-- Start --

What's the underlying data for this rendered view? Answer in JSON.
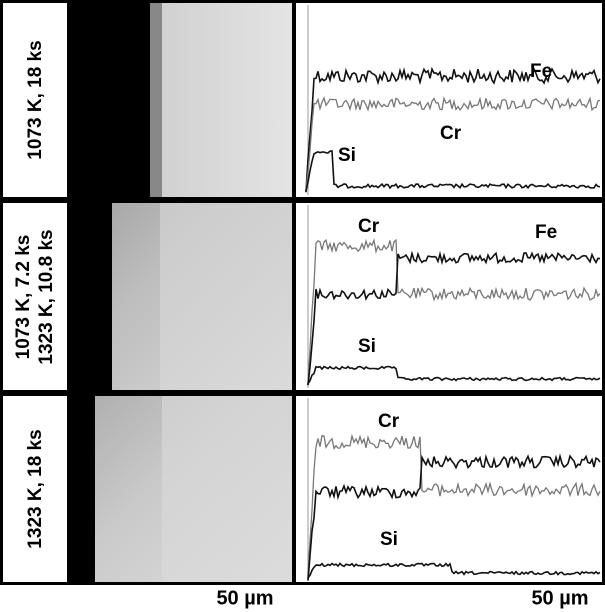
{
  "rows": [
    {
      "label_lines": [
        "1073 K, 18 ks"
      ],
      "elements": [
        "Fe",
        "Cr",
        "Si"
      ]
    },
    {
      "label_lines": [
        "1073 K, 7.2 ks",
        "1323 K, 10.8 ks"
      ],
      "elements": [
        "Cr",
        "Fe",
        "Si"
      ]
    },
    {
      "label_lines": [
        "1323 K, 18 ks"
      ],
      "elements": [
        "Cr",
        "Si"
      ]
    }
  ],
  "scale_bars": [
    "50 µm",
    "50 µm"
  ]
}
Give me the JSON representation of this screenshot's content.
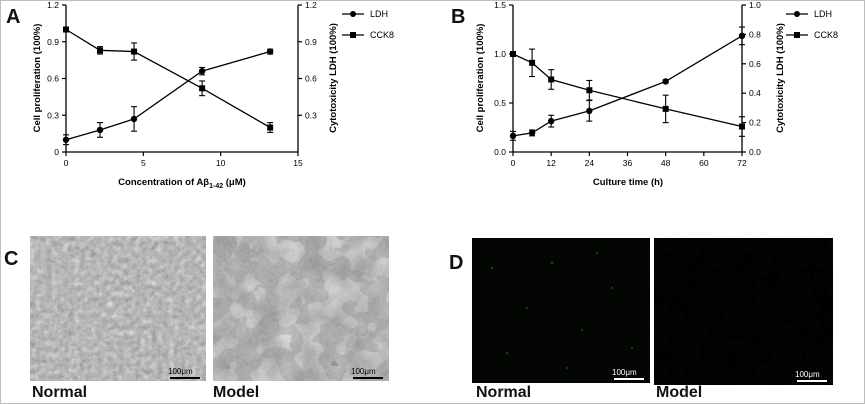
{
  "panels": {
    "a_letter": "A",
    "b_letter": "B",
    "c_letter": "C",
    "d_letter": "D"
  },
  "chart_data": [
    {
      "id": "A",
      "type": "line",
      "xlabel_prefix": "Concentration of Aβ",
      "xlabel_sub": "1-42",
      "xlabel_suffix": " (μM)",
      "ylabel": "Cell proliferation (100%)",
      "y2label": "Cytotoxicity LDH (100%)",
      "xlim": [
        0,
        15
      ],
      "xticks": [
        0,
        5,
        10,
        15
      ],
      "ylim": [
        0,
        1.2
      ],
      "yticks": [
        0,
        0.3,
        0.6,
        0.9,
        1.2
      ],
      "ytick_labels": [
        "0",
        "0.3",
        "0.6",
        "0.9",
        "1.2"
      ],
      "y2lim": [
        0,
        1.2
      ],
      "y2ticks": [
        0.3,
        0.6,
        0.9,
        1.2
      ],
      "y2tick_labels": [
        "0.3",
        "0.6",
        "0.9",
        "1.2"
      ],
      "legend_position": "top-right",
      "series": [
        {
          "name": "LDH",
          "marker": "circle",
          "axis": "right",
          "x": [
            0,
            2.2,
            4.4,
            8.8,
            13.2
          ],
          "y": [
            0.1,
            0.18,
            0.27,
            0.66,
            0.82
          ],
          "err": [
            0.04,
            0.06,
            0.1,
            0.03,
            0.02
          ]
        },
        {
          "name": "CCK8",
          "marker": "square",
          "axis": "left",
          "x": [
            0,
            2.2,
            4.4,
            8.8,
            13.2
          ],
          "y": [
            1.0,
            0.83,
            0.82,
            0.52,
            0.2
          ],
          "err": [
            0.02,
            0.03,
            0.07,
            0.06,
            0.04
          ]
        }
      ]
    },
    {
      "id": "B",
      "type": "line",
      "xlabel": "Culture time (h)",
      "ylabel": "Cell proliferation (100%)",
      "y2label": "Cytotoxicity LDH (100%)",
      "xlim": [
        0,
        72
      ],
      "xticks": [
        0,
        12,
        24,
        36,
        48,
        60,
        72
      ],
      "ylim": [
        0,
        1.5
      ],
      "yticks": [
        0,
        0.5,
        1.0,
        1.5
      ],
      "ytick_labels": [
        "0.0",
        "0.5",
        "1.0",
        "1.5"
      ],
      "y2lim": [
        0,
        1.0
      ],
      "y2ticks": [
        0,
        0.2,
        0.4,
        0.6,
        0.8,
        1.0
      ],
      "y2tick_labels": [
        "0.0",
        "0.2",
        "0.4",
        "0.6",
        "0.8",
        "1.0"
      ],
      "legend_position": "top-right",
      "series": [
        {
          "name": "LDH",
          "marker": "circle",
          "axis": "right",
          "x": [
            0,
            6,
            12,
            24,
            48,
            72
          ],
          "y": [
            0.11,
            0.13,
            0.21,
            0.28,
            0.48,
            0.79
          ],
          "err": [
            0.03,
            0.02,
            0.04,
            0.07,
            0.01,
            0.06
          ]
        },
        {
          "name": "CCK8",
          "marker": "square",
          "axis": "left",
          "x": [
            0,
            6,
            12,
            24,
            48,
            72
          ],
          "y": [
            1.0,
            0.91,
            0.74,
            0.63,
            0.44,
            0.26
          ],
          "err": [
            0.02,
            0.14,
            0.1,
            0.1,
            0.14,
            0.1
          ]
        }
      ]
    }
  ],
  "images": {
    "c_normal_label": "Normal",
    "c_model_label": "Model",
    "d_normal_label": "Normal",
    "d_model_label": "Model",
    "c_normal_scale": "100μm",
    "c_model_scale": "100μm",
    "d_normal_scale": "100μm",
    "d_model_scale": "100μm"
  }
}
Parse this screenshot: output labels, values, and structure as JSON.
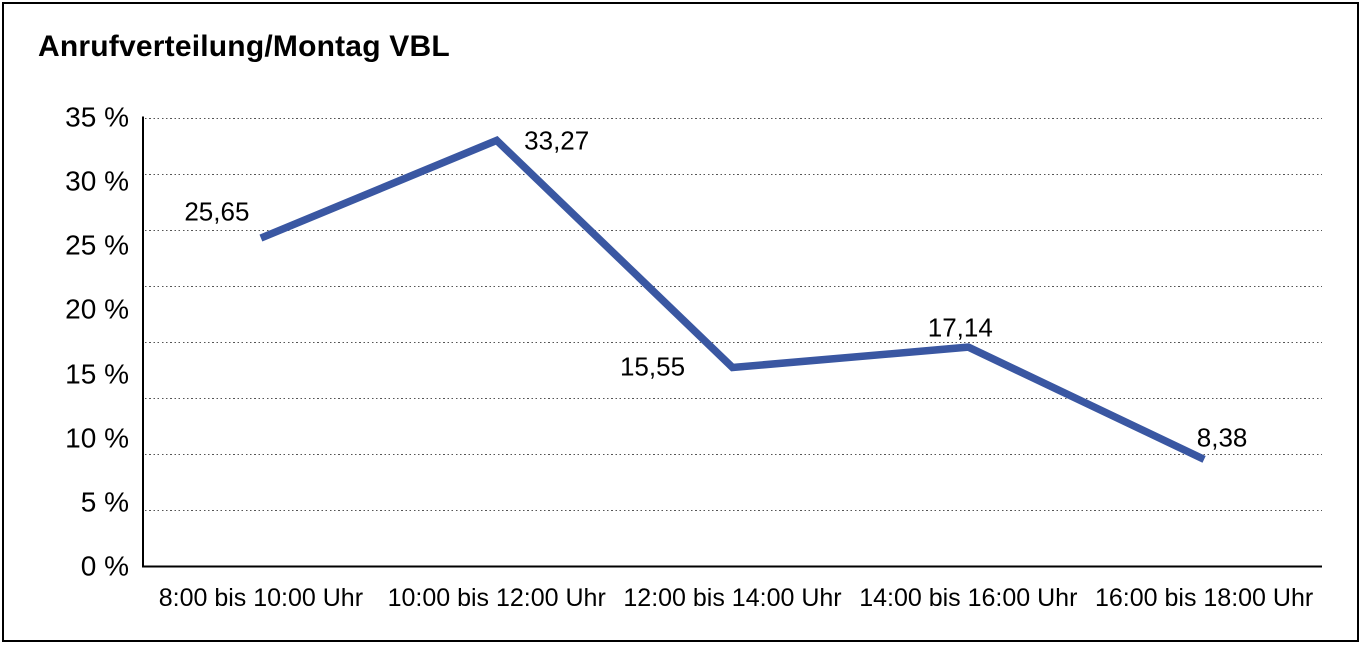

-- End --

### Task goal
Every entry must be transcribed exactly. Pictures do not belong in the copy.

### Answer for the task
What's the underlying data for this rendered view? Answer in JSON.
{
  "rows": [
    {
      "label_lines": [
        "1073 K, 18 ks"
      ],
      "elements": [
        "Fe",
        "Cr",
        "Si"
      ]
    },
    {
      "label_lines": [
        "1073 K, 7.2 ks",
        "1323 K, 10.8 ks"
      ],
      "elements": [
        "Cr",
        "Fe",
        "Si"
      ]
    },
    {
      "label_lines": [
        "1323 K, 18 ks"
      ],
      "elements": [
        "Cr",
        "Si"
      ]
    }
  ],
  "scale_bars": [
    "50 µm",
    "50 µm"
  ]
}
Give me the JSON representation of this screenshot's content.
{
  "panels": {
    "a_letter": "A",
    "b_letter": "B",
    "c_letter": "C",
    "d_letter": "D"
  },
  "chart_data": [
    {
      "id": "A",
      "type": "line",
      "xlabel_prefix": "Concentration of Aβ",
      "xlabel_sub": "1-42",
      "xlabel_suffix": " (μM)",
      "ylabel": "Cell proliferation (100%)",
      "y2label": "Cytotoxicity LDH (100%)",
      "xlim": [
        0,
        15
      ],
      "xticks": [
        0,
        5,
        10,
        15
      ],
      "ylim": [
        0,
        1.2
      ],
      "yticks": [
        0,
        0.3,
        0.6,
        0.9,
        1.2
      ],
      "ytick_labels": [
        "0",
        "0.3",
        "0.6",
        "0.9",
        "1.2"
      ],
      "y2lim": [
        0,
        1.2
      ],
      "y2ticks": [
        0.3,
        0.6,
        0.9,
        1.2
      ],
      "y2tick_labels": [
        "0.3",
        "0.6",
        "0.9",
        "1.2"
      ],
      "legend_position": "top-right",
      "series": [
        {
          "name": "LDH",
          "marker": "circle",
          "axis": "right",
          "x": [
            0,
            2.2,
            4.4,
            8.8,
            13.2
          ],
          "y": [
            0.1,
            0.18,
            0.27,
            0.66,
            0.82
          ],
          "err": [
            0.04,
            0.06,
            0.1,
            0.03,
            0.02
          ]
        },
        {
          "name": "CCK8",
          "marker": "square",
          "axis": "left",
          "x": [
            0,
            2.2,
            4.4,
            8.8,
            13.2
          ],
          "y": [
            1.0,
            0.83,
            0.82,
            0.52,
            0.2
          ],
          "err": [
            0.02,
            0.03,
            0.07,
            0.06,
            0.04
          ]
        }
      ]
    },
    {
      "id": "B",
      "type": "line",
      "xlabel": "Culture time (h)",
      "ylabel": "Cell proliferation (100%)",
      "y2label": "Cytotoxicity LDH (100%)",
      "xlim": [
        0,
        72
      ],
      "xticks": [
        0,
        12,
        24,
        36,
        48,
        60,
        72
      ],
      "ylim": [
        0,
        1.5
      ],
      "yticks": [
        0,
        0.5,
        1.0,
        1.5
      ],
      "ytick_labels": [
        "0.0",
        "0.5",
        "1.0",
        "1.5"
      ],
      "y2lim": [
        0,
        1.0
      ],
      "y2ticks": [
        0,
        0.2,
        0.4,
        0.6,
        0.8,
        1.0
      ],
      "y2tick_labels": [
        "0.0",
        "0.2",
        "0.4",
        "0.6",
        "0.8",
        "1.0"
      ],
      "legend_position": "top-right",
      "series": [
        {
          "name": "LDH",
          "marker": "circle",
          "axis": "right",
          "x": [
            0,
            6,
            12,
            24,
            48,
            72
          ],
          "y": [
            0.11,
            0.13,
            0.21,
            0.28,
            0.48,
            0.79
          ],
          "err": [
            0.03,
            0.02,
            0.04,
            0.07,
            0.01,
            0.06
          ]
        },
        {
          "name": "CCK8",
          "marker": "square",
          "axis": "left",
          "x": [
            0,
            6,
            12,
            24,
            48,
            72
          ],
          "y": [
            1.0,
            0.91,
            0.74,
            0.63,
            0.44,
            0.26
          ],
          "err": [
            0.02,
            0.14,
            0.1,
            0.1,
            0.14,
            0.1
          ]
        }
      ]
    }
  ],
  "images": {
    "c_normal_label": "Normal",
    "c_model_label": "Model",
    "d_normal_label": "Normal",
    "d_model_label": "Model",
    "c_normal_scale": "100μm",
    "c_model_scale": "100μm",
    "d_normal_scale": "100μm",
    "d_model_scale": "100μm"
  }
}
Parse this screenshot: output labels, values, and structure as JSON.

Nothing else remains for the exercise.